- _What you need to do_: Reproduce the lines from the one containing "Patent image size: (982, 1316)." up to and including the one containing "The bearing portion 32 is at (715, 352).", word for word.

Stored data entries
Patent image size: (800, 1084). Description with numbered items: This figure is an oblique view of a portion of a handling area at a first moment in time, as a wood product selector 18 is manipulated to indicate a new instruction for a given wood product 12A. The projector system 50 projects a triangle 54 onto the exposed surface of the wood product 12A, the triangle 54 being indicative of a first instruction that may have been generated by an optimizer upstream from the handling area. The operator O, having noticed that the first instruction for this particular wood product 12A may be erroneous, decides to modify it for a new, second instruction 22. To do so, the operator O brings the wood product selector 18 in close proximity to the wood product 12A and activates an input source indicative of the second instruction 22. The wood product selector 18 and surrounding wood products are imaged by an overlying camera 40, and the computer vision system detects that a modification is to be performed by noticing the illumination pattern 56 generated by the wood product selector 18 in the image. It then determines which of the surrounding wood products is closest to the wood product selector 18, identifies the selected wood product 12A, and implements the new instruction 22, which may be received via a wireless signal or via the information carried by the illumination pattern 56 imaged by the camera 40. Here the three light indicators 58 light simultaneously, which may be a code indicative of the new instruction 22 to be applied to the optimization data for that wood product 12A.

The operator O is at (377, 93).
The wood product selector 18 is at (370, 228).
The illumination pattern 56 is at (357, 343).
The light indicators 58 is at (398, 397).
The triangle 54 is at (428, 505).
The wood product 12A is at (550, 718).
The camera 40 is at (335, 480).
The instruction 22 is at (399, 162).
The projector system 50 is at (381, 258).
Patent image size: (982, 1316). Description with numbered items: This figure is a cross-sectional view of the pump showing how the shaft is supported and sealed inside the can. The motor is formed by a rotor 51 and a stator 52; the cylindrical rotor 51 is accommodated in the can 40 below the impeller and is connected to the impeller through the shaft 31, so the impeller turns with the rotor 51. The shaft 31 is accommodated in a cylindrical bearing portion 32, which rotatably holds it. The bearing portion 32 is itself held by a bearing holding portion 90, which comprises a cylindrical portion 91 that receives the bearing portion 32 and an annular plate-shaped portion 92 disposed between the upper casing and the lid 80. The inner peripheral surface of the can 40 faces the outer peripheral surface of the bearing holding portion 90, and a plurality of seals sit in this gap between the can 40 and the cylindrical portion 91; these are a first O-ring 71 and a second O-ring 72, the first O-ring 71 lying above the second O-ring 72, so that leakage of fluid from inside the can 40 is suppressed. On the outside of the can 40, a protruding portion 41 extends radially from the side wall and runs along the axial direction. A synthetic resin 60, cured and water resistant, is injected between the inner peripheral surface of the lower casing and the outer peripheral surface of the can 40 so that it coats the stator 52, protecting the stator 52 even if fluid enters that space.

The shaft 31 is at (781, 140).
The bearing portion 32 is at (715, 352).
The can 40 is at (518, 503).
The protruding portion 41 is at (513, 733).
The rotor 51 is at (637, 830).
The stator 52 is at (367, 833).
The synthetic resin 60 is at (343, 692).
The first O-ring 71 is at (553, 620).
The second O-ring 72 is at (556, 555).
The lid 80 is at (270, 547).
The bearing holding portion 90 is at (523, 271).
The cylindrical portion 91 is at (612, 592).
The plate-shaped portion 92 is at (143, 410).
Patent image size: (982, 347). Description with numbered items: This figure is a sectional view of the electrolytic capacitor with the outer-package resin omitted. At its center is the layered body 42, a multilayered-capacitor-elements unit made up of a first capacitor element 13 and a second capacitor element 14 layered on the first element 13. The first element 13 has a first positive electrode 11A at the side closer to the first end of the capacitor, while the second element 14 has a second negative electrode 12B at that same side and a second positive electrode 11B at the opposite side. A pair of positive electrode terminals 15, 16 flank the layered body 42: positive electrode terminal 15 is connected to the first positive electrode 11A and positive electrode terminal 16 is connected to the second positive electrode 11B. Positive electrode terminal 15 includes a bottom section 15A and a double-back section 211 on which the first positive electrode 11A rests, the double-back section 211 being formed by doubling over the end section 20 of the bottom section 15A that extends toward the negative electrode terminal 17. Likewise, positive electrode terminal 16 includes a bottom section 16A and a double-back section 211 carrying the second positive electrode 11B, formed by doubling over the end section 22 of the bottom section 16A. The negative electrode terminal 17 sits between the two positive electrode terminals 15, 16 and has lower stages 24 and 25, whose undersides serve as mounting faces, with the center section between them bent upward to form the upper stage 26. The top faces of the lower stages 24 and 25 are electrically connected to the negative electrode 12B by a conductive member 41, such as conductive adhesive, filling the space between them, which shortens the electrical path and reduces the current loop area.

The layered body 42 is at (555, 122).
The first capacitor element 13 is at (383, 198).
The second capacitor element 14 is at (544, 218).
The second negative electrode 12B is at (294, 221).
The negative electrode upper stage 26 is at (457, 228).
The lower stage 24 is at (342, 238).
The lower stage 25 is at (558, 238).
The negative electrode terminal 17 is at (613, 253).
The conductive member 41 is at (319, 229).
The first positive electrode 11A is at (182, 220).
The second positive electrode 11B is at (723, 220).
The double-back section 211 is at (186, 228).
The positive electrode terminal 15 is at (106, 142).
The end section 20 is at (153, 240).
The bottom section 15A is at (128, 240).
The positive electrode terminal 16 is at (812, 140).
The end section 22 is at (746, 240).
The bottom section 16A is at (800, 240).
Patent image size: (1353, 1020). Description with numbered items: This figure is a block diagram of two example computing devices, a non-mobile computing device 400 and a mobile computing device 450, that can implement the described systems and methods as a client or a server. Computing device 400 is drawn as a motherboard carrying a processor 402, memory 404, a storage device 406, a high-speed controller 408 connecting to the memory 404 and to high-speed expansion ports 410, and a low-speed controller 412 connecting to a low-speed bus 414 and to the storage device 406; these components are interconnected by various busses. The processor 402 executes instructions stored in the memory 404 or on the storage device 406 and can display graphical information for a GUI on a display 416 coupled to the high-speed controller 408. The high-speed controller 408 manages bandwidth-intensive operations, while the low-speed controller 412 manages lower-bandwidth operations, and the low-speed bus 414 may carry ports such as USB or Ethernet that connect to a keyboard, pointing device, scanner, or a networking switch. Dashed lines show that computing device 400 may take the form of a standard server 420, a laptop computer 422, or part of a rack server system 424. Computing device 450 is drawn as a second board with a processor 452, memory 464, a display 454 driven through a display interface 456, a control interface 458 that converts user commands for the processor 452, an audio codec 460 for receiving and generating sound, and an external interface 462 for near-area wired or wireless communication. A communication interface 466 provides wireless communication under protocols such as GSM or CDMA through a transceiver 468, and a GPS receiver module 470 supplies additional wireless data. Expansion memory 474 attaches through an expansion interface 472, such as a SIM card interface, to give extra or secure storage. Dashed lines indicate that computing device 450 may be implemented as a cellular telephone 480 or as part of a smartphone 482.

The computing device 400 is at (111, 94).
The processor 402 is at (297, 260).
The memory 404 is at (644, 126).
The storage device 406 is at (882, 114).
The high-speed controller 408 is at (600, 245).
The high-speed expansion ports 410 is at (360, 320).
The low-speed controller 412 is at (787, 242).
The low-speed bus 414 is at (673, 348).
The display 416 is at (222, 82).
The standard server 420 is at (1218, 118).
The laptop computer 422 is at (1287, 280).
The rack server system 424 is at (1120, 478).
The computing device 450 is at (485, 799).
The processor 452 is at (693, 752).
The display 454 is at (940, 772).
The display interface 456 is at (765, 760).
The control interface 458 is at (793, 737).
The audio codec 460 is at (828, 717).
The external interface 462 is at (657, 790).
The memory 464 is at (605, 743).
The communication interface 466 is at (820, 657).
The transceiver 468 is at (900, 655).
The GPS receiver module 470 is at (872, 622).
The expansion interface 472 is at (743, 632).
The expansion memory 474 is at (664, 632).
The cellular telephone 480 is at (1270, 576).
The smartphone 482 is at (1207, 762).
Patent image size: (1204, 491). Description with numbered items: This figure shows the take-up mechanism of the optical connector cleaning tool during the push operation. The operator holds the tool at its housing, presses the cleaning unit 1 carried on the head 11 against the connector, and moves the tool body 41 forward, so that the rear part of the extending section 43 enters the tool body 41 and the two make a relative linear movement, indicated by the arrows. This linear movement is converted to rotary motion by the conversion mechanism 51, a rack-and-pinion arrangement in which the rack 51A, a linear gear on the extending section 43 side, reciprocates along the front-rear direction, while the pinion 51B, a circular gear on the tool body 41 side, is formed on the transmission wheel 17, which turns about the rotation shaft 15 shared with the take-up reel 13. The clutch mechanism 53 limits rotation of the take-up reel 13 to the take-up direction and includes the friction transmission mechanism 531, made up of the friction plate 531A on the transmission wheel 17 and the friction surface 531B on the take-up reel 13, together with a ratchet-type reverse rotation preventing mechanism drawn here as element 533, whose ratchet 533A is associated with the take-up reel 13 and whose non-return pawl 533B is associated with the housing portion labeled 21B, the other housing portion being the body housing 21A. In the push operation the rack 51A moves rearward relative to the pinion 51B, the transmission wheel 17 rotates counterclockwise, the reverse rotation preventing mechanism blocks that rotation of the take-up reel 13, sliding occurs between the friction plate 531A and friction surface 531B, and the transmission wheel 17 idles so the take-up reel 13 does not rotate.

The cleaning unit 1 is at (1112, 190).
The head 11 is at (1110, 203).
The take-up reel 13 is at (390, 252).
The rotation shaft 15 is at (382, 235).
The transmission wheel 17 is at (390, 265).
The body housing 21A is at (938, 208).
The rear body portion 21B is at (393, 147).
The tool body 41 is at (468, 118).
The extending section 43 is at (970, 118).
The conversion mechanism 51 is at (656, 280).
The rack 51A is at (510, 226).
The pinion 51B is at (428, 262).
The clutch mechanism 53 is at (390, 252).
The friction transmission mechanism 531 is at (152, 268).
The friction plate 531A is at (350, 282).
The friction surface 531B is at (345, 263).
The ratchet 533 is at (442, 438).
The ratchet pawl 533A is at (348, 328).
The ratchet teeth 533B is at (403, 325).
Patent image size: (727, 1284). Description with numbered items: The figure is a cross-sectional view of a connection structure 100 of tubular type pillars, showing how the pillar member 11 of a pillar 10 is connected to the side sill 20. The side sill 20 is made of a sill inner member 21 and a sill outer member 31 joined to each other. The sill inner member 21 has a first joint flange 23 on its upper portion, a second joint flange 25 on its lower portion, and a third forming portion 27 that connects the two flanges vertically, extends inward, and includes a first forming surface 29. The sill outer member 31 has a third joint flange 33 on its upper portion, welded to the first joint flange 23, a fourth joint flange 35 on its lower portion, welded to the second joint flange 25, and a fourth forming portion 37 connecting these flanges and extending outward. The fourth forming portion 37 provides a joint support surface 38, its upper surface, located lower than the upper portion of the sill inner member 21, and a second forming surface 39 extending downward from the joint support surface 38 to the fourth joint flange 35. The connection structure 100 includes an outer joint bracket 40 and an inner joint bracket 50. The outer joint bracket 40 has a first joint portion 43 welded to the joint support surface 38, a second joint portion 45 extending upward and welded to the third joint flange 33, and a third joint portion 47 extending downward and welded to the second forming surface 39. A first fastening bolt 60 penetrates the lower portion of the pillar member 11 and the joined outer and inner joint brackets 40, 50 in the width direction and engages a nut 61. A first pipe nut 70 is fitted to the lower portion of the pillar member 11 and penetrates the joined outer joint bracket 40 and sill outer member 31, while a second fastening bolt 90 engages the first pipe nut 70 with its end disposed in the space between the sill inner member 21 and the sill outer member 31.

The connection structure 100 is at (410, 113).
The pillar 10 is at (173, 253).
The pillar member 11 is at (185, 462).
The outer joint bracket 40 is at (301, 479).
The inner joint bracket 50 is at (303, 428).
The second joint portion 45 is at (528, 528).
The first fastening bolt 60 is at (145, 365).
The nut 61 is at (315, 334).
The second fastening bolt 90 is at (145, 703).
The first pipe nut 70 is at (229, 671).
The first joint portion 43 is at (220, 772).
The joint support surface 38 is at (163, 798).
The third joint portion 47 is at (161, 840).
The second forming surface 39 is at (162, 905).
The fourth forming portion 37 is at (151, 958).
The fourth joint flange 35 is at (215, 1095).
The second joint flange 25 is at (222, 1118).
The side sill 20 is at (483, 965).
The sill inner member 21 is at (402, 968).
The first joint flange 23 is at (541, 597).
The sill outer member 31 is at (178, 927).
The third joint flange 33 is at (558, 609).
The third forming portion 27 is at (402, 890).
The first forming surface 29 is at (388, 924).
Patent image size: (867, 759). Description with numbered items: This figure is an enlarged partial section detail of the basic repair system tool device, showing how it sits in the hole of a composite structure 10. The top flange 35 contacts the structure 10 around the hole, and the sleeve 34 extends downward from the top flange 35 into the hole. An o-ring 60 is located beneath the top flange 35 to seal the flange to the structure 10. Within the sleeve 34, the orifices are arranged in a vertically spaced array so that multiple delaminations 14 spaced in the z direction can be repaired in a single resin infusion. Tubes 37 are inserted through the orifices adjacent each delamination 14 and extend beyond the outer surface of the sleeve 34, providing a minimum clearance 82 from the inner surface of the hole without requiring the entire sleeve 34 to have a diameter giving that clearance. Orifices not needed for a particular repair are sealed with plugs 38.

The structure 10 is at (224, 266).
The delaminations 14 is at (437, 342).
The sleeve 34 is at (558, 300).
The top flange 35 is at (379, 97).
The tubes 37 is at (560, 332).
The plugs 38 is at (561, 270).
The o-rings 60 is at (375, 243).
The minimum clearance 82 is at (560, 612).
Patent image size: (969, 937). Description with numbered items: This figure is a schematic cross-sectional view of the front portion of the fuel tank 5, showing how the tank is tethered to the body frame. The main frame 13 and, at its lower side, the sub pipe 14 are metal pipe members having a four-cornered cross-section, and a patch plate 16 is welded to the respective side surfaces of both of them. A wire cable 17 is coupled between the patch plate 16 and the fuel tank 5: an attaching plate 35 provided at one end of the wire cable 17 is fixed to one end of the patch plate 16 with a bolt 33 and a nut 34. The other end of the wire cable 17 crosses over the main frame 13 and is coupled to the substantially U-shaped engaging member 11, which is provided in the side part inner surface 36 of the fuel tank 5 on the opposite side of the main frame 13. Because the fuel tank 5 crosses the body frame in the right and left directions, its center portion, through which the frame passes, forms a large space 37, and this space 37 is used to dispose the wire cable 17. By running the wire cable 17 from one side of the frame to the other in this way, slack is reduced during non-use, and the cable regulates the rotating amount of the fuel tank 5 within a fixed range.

- _The reply_:
Patent image size: (982, 1316). Description with numbered items: This figure is a cross-sectional view of the pump showing how the shaft is supported and sealed inside the can. The motor is formed by a rotor 51 and a stator 52; the cylindrical rotor 51 is accommodated in the can 40 below the impeller and is connected to the impeller through the shaft 31, so the impeller turns with the rotor 51. The shaft 31 is accommodated in a cylindrical bearing portion 32, which rotatably holds it. The bearing portion 32 is itself held by a bearing holding portion 90, which comprises a cylindrical portion 91 that receives the bearing portion 32 and an annular plate-shaped portion 92 disposed between the upper casing and the lid 80. The inner peripheral surface of the can 40 faces the outer peripheral surface of the bearing holding portion 90, and a plurality of seals sit in this gap between the can 40 and the cylindrical portion 91; these are a first O-ring 71 and a second O-ring 72, the first O-ring 71 lying above the second O-ring 72, so that leakage of fluid from inside the can 40 is suppressed. On the outside of the can 40, a protruding portion 41 extends radially from the side wall and runs along the axial direction. A synthetic resin 60, cured and water resistant, is injected between the inner peripheral surface of the lower casing and the outer peripheral surface of the can 40 so that it coats the stator 52, protecting the stator 52 even if fluid enters that space.

The shaft 31 is at (781, 140).
The bearing portion 32 is at (715, 352).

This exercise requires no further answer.